Exercise aim – Repeat the entire listing exactly as written.

*** Supplied material

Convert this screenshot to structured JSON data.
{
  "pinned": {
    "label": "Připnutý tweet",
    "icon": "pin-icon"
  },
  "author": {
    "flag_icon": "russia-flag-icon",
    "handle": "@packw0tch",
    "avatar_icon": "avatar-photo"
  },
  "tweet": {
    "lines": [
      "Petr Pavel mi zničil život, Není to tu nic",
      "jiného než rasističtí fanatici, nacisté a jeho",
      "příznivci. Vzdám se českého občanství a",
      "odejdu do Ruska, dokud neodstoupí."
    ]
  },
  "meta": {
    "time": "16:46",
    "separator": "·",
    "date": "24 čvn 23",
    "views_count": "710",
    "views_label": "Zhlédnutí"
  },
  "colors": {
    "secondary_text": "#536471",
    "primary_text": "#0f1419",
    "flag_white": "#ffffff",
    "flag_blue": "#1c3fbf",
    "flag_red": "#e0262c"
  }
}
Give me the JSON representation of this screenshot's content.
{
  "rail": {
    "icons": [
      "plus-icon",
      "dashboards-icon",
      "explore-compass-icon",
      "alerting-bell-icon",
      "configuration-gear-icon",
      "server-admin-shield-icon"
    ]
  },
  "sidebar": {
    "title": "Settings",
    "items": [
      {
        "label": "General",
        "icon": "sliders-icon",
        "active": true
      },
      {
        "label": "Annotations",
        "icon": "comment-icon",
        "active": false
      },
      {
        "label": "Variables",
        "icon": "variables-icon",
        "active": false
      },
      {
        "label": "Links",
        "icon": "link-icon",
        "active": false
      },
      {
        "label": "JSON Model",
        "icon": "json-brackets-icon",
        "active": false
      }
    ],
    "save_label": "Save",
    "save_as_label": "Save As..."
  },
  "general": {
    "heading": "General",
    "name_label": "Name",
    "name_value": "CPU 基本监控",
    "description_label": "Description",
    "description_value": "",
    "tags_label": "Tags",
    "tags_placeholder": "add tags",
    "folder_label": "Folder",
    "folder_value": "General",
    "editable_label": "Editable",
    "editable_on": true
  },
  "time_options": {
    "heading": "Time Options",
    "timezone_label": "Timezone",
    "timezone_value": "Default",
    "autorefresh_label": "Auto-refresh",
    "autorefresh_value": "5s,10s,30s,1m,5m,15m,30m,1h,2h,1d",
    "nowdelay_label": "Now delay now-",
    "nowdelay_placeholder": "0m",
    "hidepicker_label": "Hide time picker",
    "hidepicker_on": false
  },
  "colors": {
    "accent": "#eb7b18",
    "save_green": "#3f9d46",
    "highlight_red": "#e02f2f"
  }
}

******

Task answer –
Convert this screenshot to structured JSON data.
{
  "pinned": {
    "label": "Připnutý tweet",
    "icon": "pin-icon"
  },
  "author": {
    "flag_icon": "russia-flag-icon",
    "handle": "@packw0tch",
    "avatar_icon": "avatar-photo"
  },
  "tweet": {
    "lines": [
      "Petr Pavel mi zničil život, Není to tu nic",
      "jiného než rasističtí fanatici, nacisté a jeho",
      "příznivci. Vzdám se českého občanství a",
      "odejdu do Ruska, dokud neodstoupí."
    ]
  },
  "meta": {
    "time": "16:46",
    "separator": "·",
    "date": "24 čvn 23",
    "views_count": "710",
    "views_label": "Zhlédnutí"
  },
  "colors": {
    "secondary_text": "#536471",
    "primary_text": "#0f1419",
    "flag_white": "#ffffff",
    "flag_blue": "#1c3fbf",
    "flag_red": "#e0262c"
  }
}
Give me the JSON representation of this screenshot's content.
{
  "rail": {
    "icons": [
      "plus-icon",
      "dashboards-icon",
      "explore-compass-icon",
      "alerting-bell-icon",
      "configuration-gear-icon",
      "server-admin-shield-icon"
    ]
  },
  "sidebar": {
    "title": "Settings",
    "items": [
      {
        "label": "General",
        "icon": "sliders-icon",
        "active": true
      },
      {
        "label": "Annotations",
        "icon": "comment-icon",
        "active": false
      },
      {
        "label": "Variables",
        "icon": "variables-icon",
        "active": false
      },
      {
        "label": "Links",
        "icon": "link-icon",
        "active": false
      },
      {
        "label": "JSON Model",
        "icon": "json-brackets-icon",
        "active": false
      }
    ],
    "save_label": "Save",
    "save_as_label": "Save As..."
  },
  "general": {
    "heading": "General",
    "name_label": "Name",
    "name_value": "CPU 基本监控",
    "description_label": "Description",
    "description_value": "",
    "tags_label": "Tags",
    "tags_placeholder": "add tags",
    "folder_label": "Folder",
    "folder_value": "General",
    "editable_label": "Editable",
    "editable_on": true
  },
  "time_options": {
    "heading": "Time Options",
    "timezone_label": "Timezone",
    "timezone_value": "Default",
    "autorefresh_label": "Auto-refresh",
    "autorefresh_value": "5s,10s,30s,1m,5m,15m,30m,1h,2h,1d",
    "nowdelay_label": "Now delay now-",
    "nowdelay_placeholder": "0m",
    "hidepicker_label": "Hide time picker",
    "hidepicker_on": false
  },
  "colors": {
    "accent": "#eb7b18",
    "save_green": "#3f9d46",
    "highlight_red": "#e02f2f"
  }
}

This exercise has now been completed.